[AIM]:
Review the lines that follow and copy each one that contains the word "аэродромов".

[PROVIDED MATERIAL]:
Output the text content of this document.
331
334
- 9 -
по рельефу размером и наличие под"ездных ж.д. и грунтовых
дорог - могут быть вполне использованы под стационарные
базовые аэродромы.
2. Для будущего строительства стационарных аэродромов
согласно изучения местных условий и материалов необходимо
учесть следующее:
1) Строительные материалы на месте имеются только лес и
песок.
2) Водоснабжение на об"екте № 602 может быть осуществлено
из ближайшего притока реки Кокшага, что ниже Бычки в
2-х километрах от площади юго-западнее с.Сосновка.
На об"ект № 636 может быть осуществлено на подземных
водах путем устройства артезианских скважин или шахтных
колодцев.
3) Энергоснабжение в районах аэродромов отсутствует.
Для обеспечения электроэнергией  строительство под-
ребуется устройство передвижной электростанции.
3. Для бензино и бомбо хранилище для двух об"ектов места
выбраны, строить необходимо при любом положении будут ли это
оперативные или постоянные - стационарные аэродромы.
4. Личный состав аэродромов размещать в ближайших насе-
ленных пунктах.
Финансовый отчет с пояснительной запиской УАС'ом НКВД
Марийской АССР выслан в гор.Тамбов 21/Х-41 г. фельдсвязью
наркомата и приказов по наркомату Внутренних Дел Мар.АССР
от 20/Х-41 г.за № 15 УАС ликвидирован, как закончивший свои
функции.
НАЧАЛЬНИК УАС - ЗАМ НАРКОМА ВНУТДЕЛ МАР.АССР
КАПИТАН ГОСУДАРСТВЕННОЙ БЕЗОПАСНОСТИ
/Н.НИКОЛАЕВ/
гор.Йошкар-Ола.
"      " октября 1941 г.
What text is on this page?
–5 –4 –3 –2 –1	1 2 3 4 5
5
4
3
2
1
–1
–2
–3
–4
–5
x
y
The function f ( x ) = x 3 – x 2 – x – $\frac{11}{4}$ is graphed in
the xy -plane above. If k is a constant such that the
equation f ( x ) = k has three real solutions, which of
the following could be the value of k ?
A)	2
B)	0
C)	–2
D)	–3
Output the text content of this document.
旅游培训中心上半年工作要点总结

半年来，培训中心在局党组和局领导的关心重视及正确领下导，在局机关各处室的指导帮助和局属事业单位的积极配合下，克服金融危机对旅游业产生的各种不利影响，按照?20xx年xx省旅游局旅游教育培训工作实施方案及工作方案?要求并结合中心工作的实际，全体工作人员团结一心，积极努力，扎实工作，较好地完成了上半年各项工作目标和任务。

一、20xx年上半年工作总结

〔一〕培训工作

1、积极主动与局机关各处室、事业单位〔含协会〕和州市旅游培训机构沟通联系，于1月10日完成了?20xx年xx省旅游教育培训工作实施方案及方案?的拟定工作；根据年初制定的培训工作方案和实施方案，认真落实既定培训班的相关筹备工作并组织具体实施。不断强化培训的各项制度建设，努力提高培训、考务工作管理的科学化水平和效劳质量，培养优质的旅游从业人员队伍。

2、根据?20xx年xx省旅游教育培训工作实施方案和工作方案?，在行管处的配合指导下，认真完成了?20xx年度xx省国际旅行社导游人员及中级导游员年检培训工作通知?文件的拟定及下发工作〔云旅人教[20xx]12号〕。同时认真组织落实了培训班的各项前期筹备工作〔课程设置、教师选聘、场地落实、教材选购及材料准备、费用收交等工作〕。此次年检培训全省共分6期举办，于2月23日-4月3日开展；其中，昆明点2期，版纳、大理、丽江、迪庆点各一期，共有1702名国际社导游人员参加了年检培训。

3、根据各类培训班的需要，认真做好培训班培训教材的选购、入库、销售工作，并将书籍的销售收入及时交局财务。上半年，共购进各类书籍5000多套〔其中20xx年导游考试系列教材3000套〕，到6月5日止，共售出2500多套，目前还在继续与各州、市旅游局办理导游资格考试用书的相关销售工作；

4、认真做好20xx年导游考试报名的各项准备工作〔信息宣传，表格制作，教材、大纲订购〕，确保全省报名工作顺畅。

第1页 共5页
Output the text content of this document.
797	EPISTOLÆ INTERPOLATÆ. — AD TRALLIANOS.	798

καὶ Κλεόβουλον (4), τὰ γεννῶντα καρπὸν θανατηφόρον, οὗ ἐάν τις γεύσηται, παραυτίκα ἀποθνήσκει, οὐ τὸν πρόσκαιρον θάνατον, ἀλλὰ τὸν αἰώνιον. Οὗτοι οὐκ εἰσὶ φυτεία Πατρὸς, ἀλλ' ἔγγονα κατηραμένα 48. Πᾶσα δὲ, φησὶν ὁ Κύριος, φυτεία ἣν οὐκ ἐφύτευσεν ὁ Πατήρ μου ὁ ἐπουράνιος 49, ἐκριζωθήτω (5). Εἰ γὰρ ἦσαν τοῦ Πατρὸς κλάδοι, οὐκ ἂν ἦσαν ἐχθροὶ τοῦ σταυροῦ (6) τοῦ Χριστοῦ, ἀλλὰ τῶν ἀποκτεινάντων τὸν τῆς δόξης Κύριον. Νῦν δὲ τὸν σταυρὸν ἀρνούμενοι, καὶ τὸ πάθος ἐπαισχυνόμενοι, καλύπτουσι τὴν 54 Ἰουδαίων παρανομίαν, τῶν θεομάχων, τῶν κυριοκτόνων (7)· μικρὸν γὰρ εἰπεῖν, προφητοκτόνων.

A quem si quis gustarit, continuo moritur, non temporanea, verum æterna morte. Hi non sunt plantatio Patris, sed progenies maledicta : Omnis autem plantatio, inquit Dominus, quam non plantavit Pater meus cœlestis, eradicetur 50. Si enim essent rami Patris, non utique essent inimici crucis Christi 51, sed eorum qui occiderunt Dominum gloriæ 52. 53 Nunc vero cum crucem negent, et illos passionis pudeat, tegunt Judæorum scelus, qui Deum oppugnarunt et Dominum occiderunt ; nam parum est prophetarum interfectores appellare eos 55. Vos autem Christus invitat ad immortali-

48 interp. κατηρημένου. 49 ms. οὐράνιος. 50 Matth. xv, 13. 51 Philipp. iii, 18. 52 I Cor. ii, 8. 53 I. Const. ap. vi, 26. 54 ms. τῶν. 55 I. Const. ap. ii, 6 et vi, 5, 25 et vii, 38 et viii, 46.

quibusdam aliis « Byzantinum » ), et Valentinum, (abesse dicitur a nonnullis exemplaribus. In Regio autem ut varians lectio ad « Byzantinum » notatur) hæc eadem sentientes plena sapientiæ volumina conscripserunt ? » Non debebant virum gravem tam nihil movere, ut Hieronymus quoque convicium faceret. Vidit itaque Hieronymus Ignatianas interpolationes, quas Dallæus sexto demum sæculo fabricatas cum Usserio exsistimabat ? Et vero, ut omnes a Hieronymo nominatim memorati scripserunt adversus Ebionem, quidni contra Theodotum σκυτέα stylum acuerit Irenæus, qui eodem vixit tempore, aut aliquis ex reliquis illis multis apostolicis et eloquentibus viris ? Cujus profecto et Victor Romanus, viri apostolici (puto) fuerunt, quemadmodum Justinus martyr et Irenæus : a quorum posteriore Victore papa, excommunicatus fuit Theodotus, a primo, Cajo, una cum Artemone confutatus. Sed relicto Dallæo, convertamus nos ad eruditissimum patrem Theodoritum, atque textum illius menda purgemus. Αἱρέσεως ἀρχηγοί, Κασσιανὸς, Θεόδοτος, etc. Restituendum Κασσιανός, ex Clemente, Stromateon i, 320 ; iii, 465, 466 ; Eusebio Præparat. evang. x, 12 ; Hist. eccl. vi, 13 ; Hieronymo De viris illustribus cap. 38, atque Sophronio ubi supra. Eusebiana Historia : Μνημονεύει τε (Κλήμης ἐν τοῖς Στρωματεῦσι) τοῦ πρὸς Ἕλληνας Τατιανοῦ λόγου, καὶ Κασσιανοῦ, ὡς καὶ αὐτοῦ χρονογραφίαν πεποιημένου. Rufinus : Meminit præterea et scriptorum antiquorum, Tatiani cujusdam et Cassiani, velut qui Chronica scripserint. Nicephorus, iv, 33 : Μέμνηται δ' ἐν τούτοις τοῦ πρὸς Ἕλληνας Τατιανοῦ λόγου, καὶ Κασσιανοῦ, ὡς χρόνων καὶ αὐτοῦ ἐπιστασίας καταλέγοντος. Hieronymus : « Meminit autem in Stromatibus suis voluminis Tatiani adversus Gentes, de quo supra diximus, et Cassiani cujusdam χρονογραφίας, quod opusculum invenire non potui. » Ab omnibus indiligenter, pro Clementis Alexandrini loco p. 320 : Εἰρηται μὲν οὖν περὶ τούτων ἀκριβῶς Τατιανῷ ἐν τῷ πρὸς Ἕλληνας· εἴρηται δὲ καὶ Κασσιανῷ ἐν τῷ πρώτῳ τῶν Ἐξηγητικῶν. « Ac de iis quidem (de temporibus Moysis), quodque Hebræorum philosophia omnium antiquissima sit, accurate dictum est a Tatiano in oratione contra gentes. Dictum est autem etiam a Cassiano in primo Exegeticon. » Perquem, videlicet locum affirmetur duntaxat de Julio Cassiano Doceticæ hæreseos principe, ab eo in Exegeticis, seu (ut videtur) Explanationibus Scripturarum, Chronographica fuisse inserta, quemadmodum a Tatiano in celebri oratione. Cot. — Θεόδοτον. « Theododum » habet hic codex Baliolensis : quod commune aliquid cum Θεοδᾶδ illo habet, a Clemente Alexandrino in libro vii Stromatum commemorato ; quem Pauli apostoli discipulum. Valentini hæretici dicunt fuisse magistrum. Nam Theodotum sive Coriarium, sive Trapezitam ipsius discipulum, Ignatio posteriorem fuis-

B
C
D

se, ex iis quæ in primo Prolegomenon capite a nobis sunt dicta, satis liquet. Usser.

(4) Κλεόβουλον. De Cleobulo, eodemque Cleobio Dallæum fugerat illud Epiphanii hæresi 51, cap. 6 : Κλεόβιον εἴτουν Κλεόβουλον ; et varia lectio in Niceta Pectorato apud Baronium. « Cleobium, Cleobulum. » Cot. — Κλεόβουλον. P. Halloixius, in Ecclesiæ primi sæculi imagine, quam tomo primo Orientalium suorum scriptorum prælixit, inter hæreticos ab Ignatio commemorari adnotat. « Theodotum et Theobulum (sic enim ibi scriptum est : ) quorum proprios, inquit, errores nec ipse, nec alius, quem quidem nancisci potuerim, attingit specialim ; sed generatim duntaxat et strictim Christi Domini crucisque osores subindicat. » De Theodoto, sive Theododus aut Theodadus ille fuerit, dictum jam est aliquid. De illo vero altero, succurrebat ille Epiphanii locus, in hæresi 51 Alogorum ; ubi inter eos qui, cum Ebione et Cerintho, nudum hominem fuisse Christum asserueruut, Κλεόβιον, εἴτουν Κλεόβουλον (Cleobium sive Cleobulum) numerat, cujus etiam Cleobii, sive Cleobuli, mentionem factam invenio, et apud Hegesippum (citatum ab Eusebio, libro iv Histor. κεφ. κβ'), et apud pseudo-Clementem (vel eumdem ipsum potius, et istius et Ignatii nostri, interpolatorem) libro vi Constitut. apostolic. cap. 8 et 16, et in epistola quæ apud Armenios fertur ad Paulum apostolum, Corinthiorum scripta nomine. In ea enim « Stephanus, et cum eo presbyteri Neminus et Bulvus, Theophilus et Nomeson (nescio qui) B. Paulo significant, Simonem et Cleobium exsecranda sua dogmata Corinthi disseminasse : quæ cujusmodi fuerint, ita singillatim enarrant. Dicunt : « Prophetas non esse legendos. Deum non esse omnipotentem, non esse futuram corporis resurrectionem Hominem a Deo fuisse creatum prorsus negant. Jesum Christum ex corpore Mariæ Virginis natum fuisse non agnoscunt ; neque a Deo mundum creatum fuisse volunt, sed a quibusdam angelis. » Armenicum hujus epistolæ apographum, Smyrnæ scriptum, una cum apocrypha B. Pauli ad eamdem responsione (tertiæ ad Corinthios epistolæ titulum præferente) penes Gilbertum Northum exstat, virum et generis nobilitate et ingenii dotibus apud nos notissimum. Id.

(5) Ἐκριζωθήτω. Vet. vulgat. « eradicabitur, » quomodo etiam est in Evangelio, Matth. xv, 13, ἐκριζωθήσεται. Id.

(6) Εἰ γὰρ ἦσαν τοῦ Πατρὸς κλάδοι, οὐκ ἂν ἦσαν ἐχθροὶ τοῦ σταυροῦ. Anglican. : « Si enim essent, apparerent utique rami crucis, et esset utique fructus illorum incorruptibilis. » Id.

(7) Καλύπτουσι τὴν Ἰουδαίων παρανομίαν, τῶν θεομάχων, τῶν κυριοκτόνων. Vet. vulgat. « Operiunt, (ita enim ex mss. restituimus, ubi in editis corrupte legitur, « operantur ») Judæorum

[CORRECT RESULT]:
2. Для будущего строительства стационарных аэродромов
3) Энергоснабжение в районах аэродромов отсутствует.
4. Личный состав аэродромов размещать в ближайших насе-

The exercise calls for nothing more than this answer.